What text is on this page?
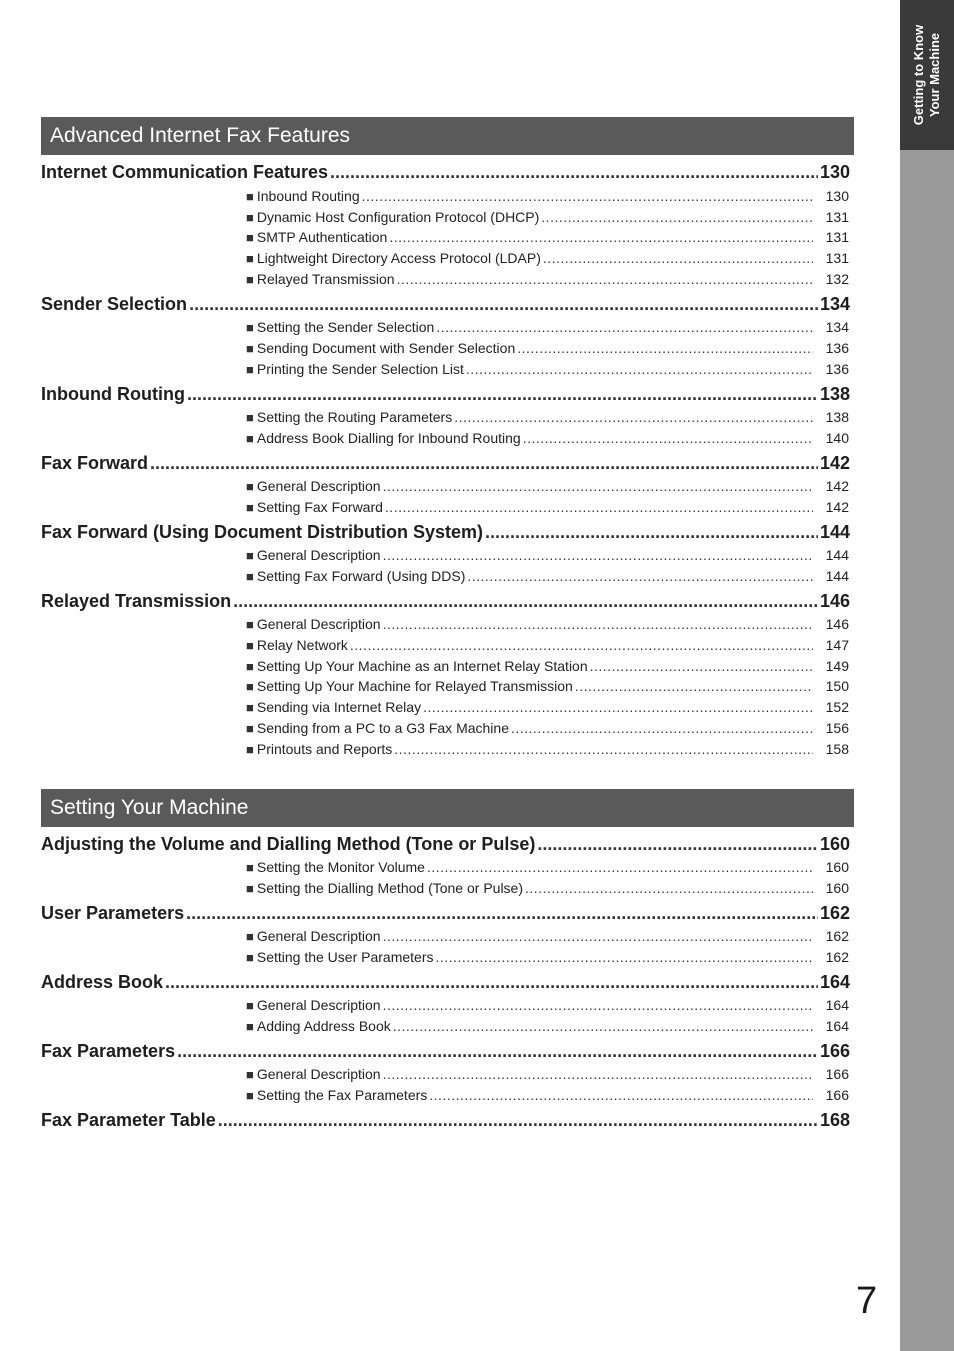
Getting to Know Your Machine
Advanced Internet Fax Features
Internet Communication Features .....	130
■ Inbound Routing .....	130
■ Dynamic Host Configuration Protocol (DHCP) .....	131
■ SMTP Authentication .....	131
■ Lightweight Directory Access Protocol (LDAP) .....	131
■ Relayed Transmission .....	132
Sender Selection .....	134
■ Setting the Sender Selection .....	134
■ Sending Document with Sender Selection .....	136
■ Printing the Sender Selection List .....	136
Inbound Routing .....	138
■ Setting the Routing Parameters .....	138
■ Address Book Dialling for Inbound Routing .....	140
Fax Forward .....	142
■ General Description .....	142
■ Setting Fax Forward .....	142
Fax Forward (Using Document Distribution System) .....	144
■ General Description .....	144
■ Setting Fax Forward (Using DDS) .....	144
Relayed Transmission .....	146
■ General Description .....	146
■ Relay Network .....	147
■ Setting Up Your Machine as an Internet Relay Station .....	149
■ Setting Up Your Machine for Relayed Transmission .....	150
■ Sending via Internet Relay .....	152
■ Sending from a PC to a G3 Fax Machine .....	156
■ Printouts and Reports .....	158
Setting Your Machine
Adjusting the Volume and Dialling Method (Tone or Pulse) .....	160
■ Setting the Monitor Volume .....	160
■ Setting the Dialling Method (Tone or Pulse) .....	160
User Parameters .....	162
■ General Description .....	162
■ Setting the User Parameters .....	162
Address Book .....	164
■ General Description .....	164
■ Adding Address Book .....	164
Fax Parameters .....	166
■ General Description .....	166
■ Setting the Fax Parameters .....	166
Fax Parameter Table .....	168
7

◆ ◆ ◆ ◆

TO DO - Extract all lines containing the word "Transmission".

RESULT -
■ Relayed Transmission .....	132
Relayed Transmission .....	146
■ Setting Up Your Machine for Relayed Transmission .....	150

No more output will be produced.